• **Provided text**:
═══

Re: git-svnimport failed and now git-repack hates me

"Chris Lee" <clee@xxxxxxx> · Thu, 4 Jan 2007 10:54:46 -0800

On 1/4/07, Linus Torvalds <torvalds@xxxxxxxx> wrote:
Well, the good news is, I think we could probably split it up from within
git. It's not fundamentally hard, although it is pretty damn expensive
(and it would require the subproject support to do really well).

I was hoping that'd be possible at some point. I really want to split
the submodules back out into first-class modules - one of my biggest
misgivings about the current KDE repository setup is how everything is
part of one gigantic repository.

So ignore that issue for now. I'd love to see the end result, if only
because it sounds like you have a test-case for git that is four times
bigger than the mozilla archive - even if it's just because of some really
really stupid design decisions from the KDE SVN maintainers ;)

═══

• **Supplied entries**:
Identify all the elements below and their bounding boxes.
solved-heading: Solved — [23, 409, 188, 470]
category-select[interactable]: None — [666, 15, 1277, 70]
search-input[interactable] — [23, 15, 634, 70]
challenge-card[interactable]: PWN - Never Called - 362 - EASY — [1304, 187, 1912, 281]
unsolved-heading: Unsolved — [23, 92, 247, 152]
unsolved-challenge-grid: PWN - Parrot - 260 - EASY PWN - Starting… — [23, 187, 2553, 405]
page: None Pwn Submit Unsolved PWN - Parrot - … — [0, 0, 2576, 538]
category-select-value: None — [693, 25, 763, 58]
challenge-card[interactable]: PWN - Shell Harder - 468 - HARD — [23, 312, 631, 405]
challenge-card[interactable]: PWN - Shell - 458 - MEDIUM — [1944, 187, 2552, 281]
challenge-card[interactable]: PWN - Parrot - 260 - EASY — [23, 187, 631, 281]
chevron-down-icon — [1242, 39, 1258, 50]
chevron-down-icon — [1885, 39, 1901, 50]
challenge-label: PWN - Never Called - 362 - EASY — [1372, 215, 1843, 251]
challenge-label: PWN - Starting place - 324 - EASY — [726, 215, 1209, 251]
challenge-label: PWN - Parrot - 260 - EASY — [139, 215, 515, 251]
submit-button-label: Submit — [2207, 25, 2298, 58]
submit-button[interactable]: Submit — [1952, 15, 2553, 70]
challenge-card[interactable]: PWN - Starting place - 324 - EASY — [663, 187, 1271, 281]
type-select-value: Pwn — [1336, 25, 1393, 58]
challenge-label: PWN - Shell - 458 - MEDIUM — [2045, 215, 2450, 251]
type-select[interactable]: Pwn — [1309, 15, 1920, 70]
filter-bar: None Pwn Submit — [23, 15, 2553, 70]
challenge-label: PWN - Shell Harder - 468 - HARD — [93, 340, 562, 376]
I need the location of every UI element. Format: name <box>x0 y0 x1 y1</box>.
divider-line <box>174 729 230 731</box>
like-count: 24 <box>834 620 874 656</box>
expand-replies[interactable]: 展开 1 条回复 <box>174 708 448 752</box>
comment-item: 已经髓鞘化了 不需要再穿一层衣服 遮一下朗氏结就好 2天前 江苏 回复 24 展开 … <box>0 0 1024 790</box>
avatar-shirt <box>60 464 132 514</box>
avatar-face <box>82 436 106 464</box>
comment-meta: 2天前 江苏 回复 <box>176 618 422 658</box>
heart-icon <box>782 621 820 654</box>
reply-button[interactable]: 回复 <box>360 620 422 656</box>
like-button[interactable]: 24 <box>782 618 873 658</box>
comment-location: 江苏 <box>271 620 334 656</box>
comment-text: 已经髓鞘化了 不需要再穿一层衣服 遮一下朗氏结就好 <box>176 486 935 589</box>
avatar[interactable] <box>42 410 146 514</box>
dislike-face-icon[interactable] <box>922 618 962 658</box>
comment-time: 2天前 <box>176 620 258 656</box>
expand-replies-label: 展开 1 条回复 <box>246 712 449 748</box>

═══

• **Objectives**:
1. List every software project or version-control system named in the forum post, counting only the lines below the date and leaving out the subject line.
2. Answer from the forum post:
(a) On what date and at what time was the post sent?
(b) How much bigger than the mozilla archive is the test-case said to sound?
(c) What should the submodules be split back out into?
The records play no part in what is asked here.

• **Final results**:
1.
git
KDE
mozilla
SVN

2.
(a) Thu, 4 Jan 2007 10:54:46 -0800
(b) Four times bigger.
(c) First-class modules.